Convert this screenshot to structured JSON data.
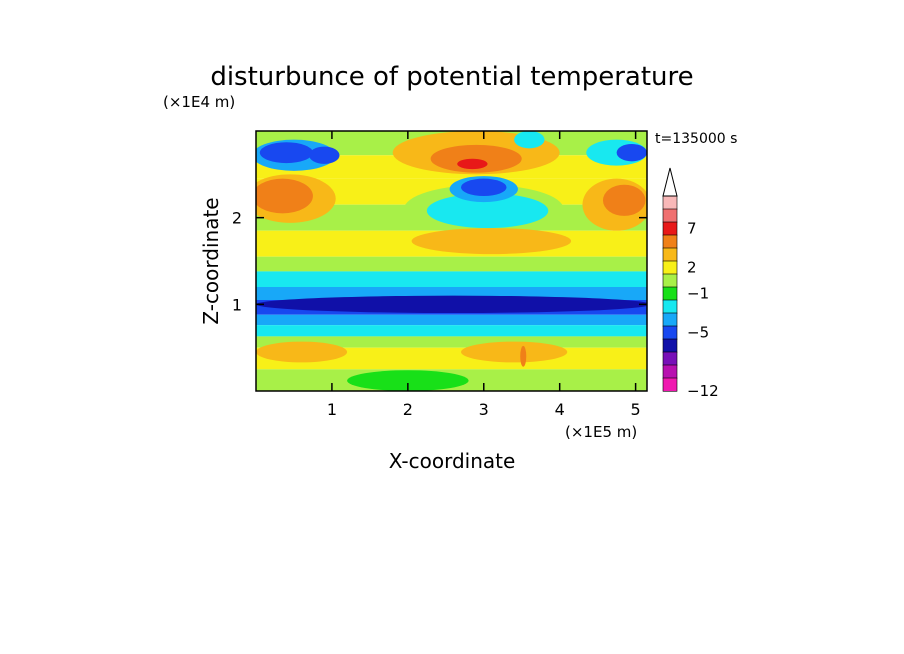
{
  "chart_data": {
    "type": "heatmap",
    "title": "disturbunce of potential temperature",
    "xlabel": "X-coordinate",
    "ylabel": "Z-coordinate",
    "x_unit": "(×1E5 m)",
    "y_unit": "(×1E4 m)",
    "time_label": "t=135000 s",
    "x_ticks": [
      "1",
      "2",
      "3",
      "4",
      "5"
    ],
    "y_ticks": [
      "1",
      "2"
    ],
    "xlim": [
      0,
      5.15
    ],
    "ylim": [
      0,
      3
    ],
    "colorbar": {
      "tick_labels": [
        "7",
        "2",
        "-1",
        "-5",
        "-12"
      ],
      "extend": "max",
      "colors": [
        "#f8b8b8",
        "#f07070",
        "#e81818",
        "#f08018",
        "#f8b818",
        "#f8f018",
        "#a8f048",
        "#18e018",
        "#18e8f0",
        "#18a8f8",
        "#1848f0",
        "#1010a8",
        "#7810b8",
        "#b810b0",
        "#f018b0"
      ]
    },
    "bands": [
      {
        "z": [
          2.72,
          3.0
        ],
        "color": "#a8f048"
      },
      {
        "z": [
          2.45,
          2.72
        ],
        "color": "#f8f018"
      },
      {
        "z": [
          2.15,
          2.45
        ],
        "color": "#f8f018"
      },
      {
        "z": [
          1.85,
          2.15
        ],
        "color": "#a8f048"
      },
      {
        "z": [
          1.55,
          1.85
        ],
        "color": "#f8f018"
      },
      {
        "z": [
          1.38,
          1.55
        ],
        "color": "#a8f048"
      },
      {
        "z": [
          1.2,
          1.38
        ],
        "color": "#18e8f0"
      },
      {
        "z": [
          1.05,
          1.2
        ],
        "color": "#18a8f8"
      },
      {
        "z": [
          0.88,
          1.05
        ],
        "color": "#1848f0"
      },
      {
        "z": [
          0.76,
          0.88
        ],
        "color": "#18a8f8"
      },
      {
        "z": [
          0.63,
          0.76
        ],
        "color": "#18e8f0"
      },
      {
        "z": [
          0.5,
          0.63
        ],
        "color": "#a8f048"
      },
      {
        "z": [
          0.25,
          0.5
        ],
        "color": "#f8f018"
      },
      {
        "z": [
          0.0,
          0.25
        ],
        "color": "#a8f048"
      }
    ],
    "blobs": [
      {
        "x": 0.5,
        "z": 2.72,
        "rx": 0.55,
        "rz": 0.18,
        "color": "#18a8f8"
      },
      {
        "x": 0.4,
        "z": 2.75,
        "rx": 0.35,
        "rz": 0.12,
        "color": "#1848f0"
      },
      {
        "x": 0.9,
        "z": 2.72,
        "rx": 0.2,
        "rz": 0.1,
        "color": "#1848f0"
      },
      {
        "x": 0.45,
        "z": 2.22,
        "rx": 0.6,
        "rz": 0.28,
        "color": "#f8b818"
      },
      {
        "x": 0.35,
        "z": 2.25,
        "rx": 0.4,
        "rz": 0.2,
        "color": "#f08018"
      },
      {
        "x": 2.9,
        "z": 2.75,
        "rx": 1.1,
        "rz": 0.25,
        "color": "#f8b818"
      },
      {
        "x": 2.9,
        "z": 2.68,
        "rx": 0.6,
        "rz": 0.16,
        "color": "#f08018"
      },
      {
        "x": 2.85,
        "z": 2.62,
        "rx": 0.2,
        "rz": 0.06,
        "color": "#e81818"
      },
      {
        "x": 3.0,
        "z": 2.1,
        "rx": 1.05,
        "rz": 0.28,
        "color": "#a8f048"
      },
      {
        "x": 3.05,
        "z": 2.08,
        "rx": 0.8,
        "rz": 0.2,
        "color": "#18e8f0"
      },
      {
        "x": 3.0,
        "z": 2.33,
        "rx": 0.45,
        "rz": 0.15,
        "color": "#18a8f8"
      },
      {
        "x": 3.0,
        "z": 2.35,
        "rx": 0.3,
        "rz": 0.1,
        "color": "#1848f0"
      },
      {
        "x": 3.1,
        "z": 1.73,
        "rx": 1.05,
        "rz": 0.15,
        "color": "#f8b818"
      },
      {
        "x": 4.75,
        "z": 2.15,
        "rx": 0.45,
        "rz": 0.3,
        "color": "#f8b818"
      },
      {
        "x": 4.85,
        "z": 2.2,
        "rx": 0.28,
        "rz": 0.18,
        "color": "#f08018"
      },
      {
        "x": 4.75,
        "z": 2.75,
        "rx": 0.4,
        "rz": 0.15,
        "color": "#18e8f0"
      },
      {
        "x": 4.95,
        "z": 2.75,
        "rx": 0.2,
        "rz": 0.1,
        "color": "#1848f0"
      },
      {
        "x": 3.6,
        "z": 2.9,
        "rx": 0.2,
        "rz": 0.1,
        "color": "#18e8f0"
      },
      {
        "x": 2.6,
        "z": 1.0,
        "rx": 2.6,
        "rz": 0.1,
        "color": "#1010a8"
      },
      {
        "x": 0.6,
        "z": 0.45,
        "rx": 0.6,
        "rz": 0.12,
        "color": "#f8b818"
      },
      {
        "x": 3.4,
        "z": 0.45,
        "rx": 0.7,
        "rz": 0.12,
        "color": "#f8b818"
      },
      {
        "x": 2.0,
        "z": 0.12,
        "rx": 0.8,
        "rz": 0.12,
        "color": "#18e018"
      },
      {
        "x": 3.52,
        "z": 0.4,
        "rx": 0.04,
        "rz": 0.12,
        "color": "#f08018"
      }
    ]
  }
}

++++

SET PROBLEM :: Pictures don't belong in the copy. Restate all the entries exactly.

ANSWER ::
Convert this screenshot to structured JSON data.
{
  "chart_data": {
    "type": "heatmap",
    "title": "disturbunce of potential temperature",
    "xlabel": "X-coordinate",
    "ylabel": "Z-coordinate",
    "x_unit": "(×1E5 m)",
    "y_unit": "(×1E4 m)",
    "time_label": "t=135000 s",
    "x_ticks": [
      "1",
      "2",
      "3",
      "4",
      "5"
    ],
    "y_ticks": [
      "1",
      "2"
    ],
    "xlim": [
      0,
      5.15
    ],
    "ylim": [
      0,
      3
    ],
    "colorbar": {
      "tick_labels": [
        "7",
        "2",
        "-1",
        "-5",
        "-12"
      ],
      "extend": "max",
      "colors": [
        "#f8b8b8",
        "#f07070",
        "#e81818",
        "#f08018",
        "#f8b818",
        "#f8f018",
        "#a8f048",
        "#18e018",
        "#18e8f0",
        "#18a8f8",
        "#1848f0",
        "#1010a8",
        "#7810b8",
        "#b810b0",
        "#f018b0"
      ]
    },
    "bands": [
      {
        "z": [
          2.72,
          3.0
        ],
        "color": "#a8f048"
      },
      {
        "z": [
          2.45,
          2.72
        ],
        "color": "#f8f018"
      },
      {
        "z": [
          2.15,
          2.45
        ],
        "color": "#f8f018"
      },
      {
        "z": [
          1.85,
          2.15
        ],
        "color": "#a8f048"
      },
      {
        "z": [
          1.55,
          1.85
        ],
        "color": "#f8f018"
      },
      {
        "z": [
          1.38,
          1.55
        ],
        "color": "#a8f048"
      },
      {
        "z": [
          1.2,
          1.38
        ],
        "color": "#18e8f0"
      },
      {
        "z": [
          1.05,
          1.2
        ],
        "color": "#18a8f8"
      },
      {
        "z": [
          0.88,
          1.05
        ],
        "color": "#1848f0"
      },
      {
        "z": [
          0.76,
          0.88
        ],
        "color": "#18a8f8"
      },
      {
        "z": [
          0.63,
          0.76
        ],
        "color": "#18e8f0"
      },
      {
        "z": [
          0.5,
          0.63
        ],
        "color": "#a8f048"
      },
      {
        "z": [
          0.25,
          0.5
        ],
        "color": "#f8f018"
      },
      {
        "z": [
          0.0,
          0.25
        ],
        "color": "#a8f048"
      }
    ],
    "blobs": [
      {
        "x": 0.5,
        "z": 2.72,
        "rx": 0.55,
        "rz": 0.18,
        "color": "#18a8f8"
      },
      {
        "x": 0.4,
        "z": 2.75,
        "rx": 0.35,
        "rz": 0.12,
        "color": "#1848f0"
      },
      {
        "x": 0.9,
        "z": 2.72,
        "rx": 0.2,
        "rz": 0.1,
        "color": "#1848f0"
      },
      {
        "x": 0.45,
        "z": 2.22,
        "rx": 0.6,
        "rz": 0.28,
        "color": "#f8b818"
      },
      {
        "x": 0.35,
        "z": 2.25,
        "rx": 0.4,
        "rz": 0.2,
        "color": "#f08018"
      },
      {
        "x": 2.9,
        "z": 2.75,
        "rx": 1.1,
        "rz": 0.25,
        "color": "#f8b818"
      },
      {
        "x": 2.9,
        "z": 2.68,
        "rx": 0.6,
        "rz": 0.16,
        "color": "#f08018"
      },
      {
        "x": 2.85,
        "z": 2.62,
        "rx": 0.2,
        "rz": 0.06,
        "color": "#e81818"
      },
      {
        "x": 3.0,
        "z": 2.1,
        "rx": 1.05,
        "rz": 0.28,
        "color": "#a8f048"
      },
      {
        "x": 3.05,
        "z": 2.08,
        "rx": 0.8,
        "rz": 0.2,
        "color": "#18e8f0"
      },
      {
        "x": 3.0,
        "z": 2.33,
        "rx": 0.45,
        "rz": 0.15,
        "color": "#18a8f8"
      },
      {
        "x": 3.0,
        "z": 2.35,
        "rx": 0.3,
        "rz": 0.1,
        "color": "#1848f0"
      },
      {
        "x": 3.1,
        "z": 1.73,
        "rx": 1.05,
        "rz": 0.15,
        "color": "#f8b818"
      },
      {
        "x": 4.75,
        "z": 2.15,
        "rx": 0.45,
        "rz": 0.3,
        "color": "#f8b818"
      },
      {
        "x": 4.85,
        "z": 2.2,
        "rx": 0.28,
        "rz": 0.18,
        "color": "#f08018"
      },
      {
        "x": 4.75,
        "z": 2.75,
        "rx": 0.4,
        "rz": 0.15,
        "color": "#18e8f0"
      },
      {
        "x": 4.95,
        "z": 2.75,
        "rx": 0.2,
        "rz": 0.1,
        "color": "#1848f0"
      },
      {
        "x": 3.6,
        "z": 2.9,
        "rx": 0.2,
        "rz": 0.1,
        "color": "#18e8f0"
      },
      {
        "x": 2.6,
        "z": 1.0,
        "rx": 2.6,
        "rz": 0.1,
        "color": "#1010a8"
      },
      {
        "x": 0.6,
        "z": 0.45,
        "rx": 0.6,
        "rz": 0.12,
        "color": "#f8b818"
      },
      {
        "x": 3.4,
        "z": 0.45,
        "rx": 0.7,
        "rz": 0.12,
        "color": "#f8b818"
      },
      {
        "x": 2.0,
        "z": 0.12,
        "rx": 0.8,
        "rz": 0.12,
        "color": "#18e018"
      },
      {
        "x": 3.52,
        "z": 0.4,
        "rx": 0.04,
        "rz": 0.12,
        "color": "#f08018"
      }
    ]
  }
}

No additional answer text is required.